* start *

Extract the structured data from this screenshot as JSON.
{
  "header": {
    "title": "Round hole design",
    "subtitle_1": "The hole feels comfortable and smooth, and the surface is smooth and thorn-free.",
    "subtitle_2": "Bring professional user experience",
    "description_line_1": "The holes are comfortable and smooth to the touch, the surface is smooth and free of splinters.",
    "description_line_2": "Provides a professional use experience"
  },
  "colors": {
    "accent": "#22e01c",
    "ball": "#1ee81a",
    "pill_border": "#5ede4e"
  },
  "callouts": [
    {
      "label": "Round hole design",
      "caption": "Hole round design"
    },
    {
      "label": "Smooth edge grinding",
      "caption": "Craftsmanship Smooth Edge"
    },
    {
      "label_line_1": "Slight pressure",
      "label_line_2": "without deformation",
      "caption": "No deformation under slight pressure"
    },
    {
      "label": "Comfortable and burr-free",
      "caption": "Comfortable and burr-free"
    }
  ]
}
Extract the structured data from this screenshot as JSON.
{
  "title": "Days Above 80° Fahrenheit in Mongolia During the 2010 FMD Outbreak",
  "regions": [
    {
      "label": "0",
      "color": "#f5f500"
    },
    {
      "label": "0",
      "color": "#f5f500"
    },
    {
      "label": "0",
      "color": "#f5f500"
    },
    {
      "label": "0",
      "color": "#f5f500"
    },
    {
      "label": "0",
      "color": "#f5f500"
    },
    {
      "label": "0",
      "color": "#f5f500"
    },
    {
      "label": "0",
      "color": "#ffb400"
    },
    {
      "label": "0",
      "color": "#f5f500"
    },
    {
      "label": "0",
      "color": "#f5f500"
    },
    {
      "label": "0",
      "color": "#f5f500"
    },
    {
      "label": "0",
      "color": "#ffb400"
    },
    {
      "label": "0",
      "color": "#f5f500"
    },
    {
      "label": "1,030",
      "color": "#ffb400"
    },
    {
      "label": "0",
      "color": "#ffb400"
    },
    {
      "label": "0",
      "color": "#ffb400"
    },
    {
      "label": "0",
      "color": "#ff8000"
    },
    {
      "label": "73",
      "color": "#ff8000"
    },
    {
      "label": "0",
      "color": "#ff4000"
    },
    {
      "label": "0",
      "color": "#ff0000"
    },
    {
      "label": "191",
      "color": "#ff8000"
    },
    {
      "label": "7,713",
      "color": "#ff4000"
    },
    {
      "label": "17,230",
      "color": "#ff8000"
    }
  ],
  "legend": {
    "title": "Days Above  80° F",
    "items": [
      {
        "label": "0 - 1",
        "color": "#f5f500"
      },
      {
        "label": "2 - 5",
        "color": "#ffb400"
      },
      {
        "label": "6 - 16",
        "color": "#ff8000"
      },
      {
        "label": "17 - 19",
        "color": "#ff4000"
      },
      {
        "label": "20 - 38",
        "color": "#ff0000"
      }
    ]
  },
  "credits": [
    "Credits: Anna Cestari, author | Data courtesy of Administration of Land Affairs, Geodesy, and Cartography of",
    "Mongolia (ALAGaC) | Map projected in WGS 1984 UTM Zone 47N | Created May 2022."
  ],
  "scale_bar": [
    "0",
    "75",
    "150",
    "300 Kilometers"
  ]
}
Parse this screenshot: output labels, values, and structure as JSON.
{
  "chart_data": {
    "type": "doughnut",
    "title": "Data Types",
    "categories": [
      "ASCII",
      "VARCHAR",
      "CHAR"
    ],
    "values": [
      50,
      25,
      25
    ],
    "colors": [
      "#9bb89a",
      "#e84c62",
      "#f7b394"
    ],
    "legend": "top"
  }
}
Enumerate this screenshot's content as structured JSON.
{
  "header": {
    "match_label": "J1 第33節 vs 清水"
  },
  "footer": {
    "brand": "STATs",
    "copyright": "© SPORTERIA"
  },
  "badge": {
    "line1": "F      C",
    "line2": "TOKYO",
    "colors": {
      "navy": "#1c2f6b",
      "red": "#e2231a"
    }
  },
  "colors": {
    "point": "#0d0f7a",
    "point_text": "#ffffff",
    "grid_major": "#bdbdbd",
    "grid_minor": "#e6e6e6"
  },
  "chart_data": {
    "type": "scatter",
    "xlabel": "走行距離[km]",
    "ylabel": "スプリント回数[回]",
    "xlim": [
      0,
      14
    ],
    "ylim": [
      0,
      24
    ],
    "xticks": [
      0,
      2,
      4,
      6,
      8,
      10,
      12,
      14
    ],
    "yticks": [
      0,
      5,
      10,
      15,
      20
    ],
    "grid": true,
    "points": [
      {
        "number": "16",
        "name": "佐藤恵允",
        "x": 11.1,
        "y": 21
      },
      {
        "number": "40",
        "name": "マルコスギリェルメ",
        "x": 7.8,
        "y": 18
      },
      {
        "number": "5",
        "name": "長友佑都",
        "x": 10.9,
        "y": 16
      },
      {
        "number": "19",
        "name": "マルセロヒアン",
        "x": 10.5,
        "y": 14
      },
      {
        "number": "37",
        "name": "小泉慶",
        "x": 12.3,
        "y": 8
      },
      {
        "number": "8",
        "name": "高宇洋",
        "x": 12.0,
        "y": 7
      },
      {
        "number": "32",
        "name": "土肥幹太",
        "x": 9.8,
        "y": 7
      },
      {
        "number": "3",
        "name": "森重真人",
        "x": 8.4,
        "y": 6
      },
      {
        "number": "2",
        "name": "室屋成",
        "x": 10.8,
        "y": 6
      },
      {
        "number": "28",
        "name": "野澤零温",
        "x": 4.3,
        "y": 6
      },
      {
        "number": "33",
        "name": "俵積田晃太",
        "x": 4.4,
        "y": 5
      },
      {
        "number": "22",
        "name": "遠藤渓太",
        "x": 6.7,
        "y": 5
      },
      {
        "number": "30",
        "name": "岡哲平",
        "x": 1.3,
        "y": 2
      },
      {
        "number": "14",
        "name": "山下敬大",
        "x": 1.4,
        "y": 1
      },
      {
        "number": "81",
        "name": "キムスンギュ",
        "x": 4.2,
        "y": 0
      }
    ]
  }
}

* end *

• PROMPT: Look through the records and gather every line containing "deformation".

• RESULT FOR THIS EXERCISE:
      "label_line_2": "without deformation",
      "caption": "No deformation under slight pressure"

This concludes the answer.